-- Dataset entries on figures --
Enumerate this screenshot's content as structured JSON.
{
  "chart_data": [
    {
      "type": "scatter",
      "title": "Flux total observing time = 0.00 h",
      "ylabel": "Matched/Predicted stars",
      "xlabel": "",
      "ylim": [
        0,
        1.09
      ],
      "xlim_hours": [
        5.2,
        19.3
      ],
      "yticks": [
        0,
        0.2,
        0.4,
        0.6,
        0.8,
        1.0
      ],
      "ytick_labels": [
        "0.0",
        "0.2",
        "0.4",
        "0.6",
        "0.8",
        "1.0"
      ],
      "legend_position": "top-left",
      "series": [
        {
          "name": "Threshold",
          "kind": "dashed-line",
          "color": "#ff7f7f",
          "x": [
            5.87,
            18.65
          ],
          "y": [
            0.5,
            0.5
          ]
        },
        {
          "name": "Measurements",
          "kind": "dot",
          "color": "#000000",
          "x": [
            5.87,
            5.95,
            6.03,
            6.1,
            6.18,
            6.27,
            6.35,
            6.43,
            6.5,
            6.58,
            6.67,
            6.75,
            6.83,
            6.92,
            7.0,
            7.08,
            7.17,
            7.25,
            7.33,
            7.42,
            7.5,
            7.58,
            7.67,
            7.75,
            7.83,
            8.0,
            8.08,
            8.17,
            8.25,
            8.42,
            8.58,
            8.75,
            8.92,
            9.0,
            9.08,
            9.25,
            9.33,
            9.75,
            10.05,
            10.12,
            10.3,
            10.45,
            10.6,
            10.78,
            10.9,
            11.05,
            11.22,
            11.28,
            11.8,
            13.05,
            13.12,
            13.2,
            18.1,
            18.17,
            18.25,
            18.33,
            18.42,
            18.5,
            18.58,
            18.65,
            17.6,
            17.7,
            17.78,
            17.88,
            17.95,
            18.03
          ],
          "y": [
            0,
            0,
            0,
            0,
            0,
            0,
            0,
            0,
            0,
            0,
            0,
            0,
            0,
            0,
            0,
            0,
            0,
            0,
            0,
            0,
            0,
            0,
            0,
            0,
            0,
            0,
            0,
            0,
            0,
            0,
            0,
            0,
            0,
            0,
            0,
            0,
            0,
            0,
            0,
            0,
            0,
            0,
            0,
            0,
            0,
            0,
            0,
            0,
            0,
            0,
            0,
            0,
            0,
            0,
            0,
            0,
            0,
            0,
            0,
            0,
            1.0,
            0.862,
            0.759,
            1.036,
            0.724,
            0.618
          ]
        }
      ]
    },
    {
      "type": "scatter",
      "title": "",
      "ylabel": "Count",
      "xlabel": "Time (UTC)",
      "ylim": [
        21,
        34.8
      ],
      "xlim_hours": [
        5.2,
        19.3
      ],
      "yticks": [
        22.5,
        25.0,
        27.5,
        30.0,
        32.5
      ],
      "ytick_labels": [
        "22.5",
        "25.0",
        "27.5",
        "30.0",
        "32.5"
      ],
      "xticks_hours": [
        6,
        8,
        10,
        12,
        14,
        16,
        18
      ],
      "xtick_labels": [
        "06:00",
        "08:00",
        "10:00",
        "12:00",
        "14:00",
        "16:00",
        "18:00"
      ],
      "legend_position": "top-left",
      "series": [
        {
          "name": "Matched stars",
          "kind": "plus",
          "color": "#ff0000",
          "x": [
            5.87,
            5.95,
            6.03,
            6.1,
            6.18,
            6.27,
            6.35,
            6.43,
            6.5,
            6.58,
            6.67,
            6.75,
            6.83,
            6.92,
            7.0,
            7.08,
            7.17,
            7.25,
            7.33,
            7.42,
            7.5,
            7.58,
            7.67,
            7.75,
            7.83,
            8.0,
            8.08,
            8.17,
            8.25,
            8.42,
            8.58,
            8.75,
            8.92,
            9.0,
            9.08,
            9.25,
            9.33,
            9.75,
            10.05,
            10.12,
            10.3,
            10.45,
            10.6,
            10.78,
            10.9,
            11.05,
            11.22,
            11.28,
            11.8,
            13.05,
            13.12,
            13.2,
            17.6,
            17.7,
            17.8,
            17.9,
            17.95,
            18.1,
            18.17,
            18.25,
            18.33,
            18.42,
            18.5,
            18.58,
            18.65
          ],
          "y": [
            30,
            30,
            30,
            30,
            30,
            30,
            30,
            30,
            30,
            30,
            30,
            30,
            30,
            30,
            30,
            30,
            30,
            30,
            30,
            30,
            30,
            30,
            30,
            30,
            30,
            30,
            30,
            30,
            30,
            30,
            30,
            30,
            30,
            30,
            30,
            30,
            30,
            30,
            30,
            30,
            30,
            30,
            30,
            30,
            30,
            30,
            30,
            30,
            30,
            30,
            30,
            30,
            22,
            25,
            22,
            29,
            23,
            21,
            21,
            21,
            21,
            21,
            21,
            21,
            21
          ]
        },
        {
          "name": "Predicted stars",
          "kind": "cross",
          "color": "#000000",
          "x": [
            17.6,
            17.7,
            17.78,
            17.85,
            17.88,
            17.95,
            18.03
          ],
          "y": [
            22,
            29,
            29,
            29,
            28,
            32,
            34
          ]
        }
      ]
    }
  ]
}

-- Set exercise --
Show each line of the listing that holds the string "ylabel".

-- Solution --
      "ylabel": "Matched/Predicted stars",
      "ylabel": "Count",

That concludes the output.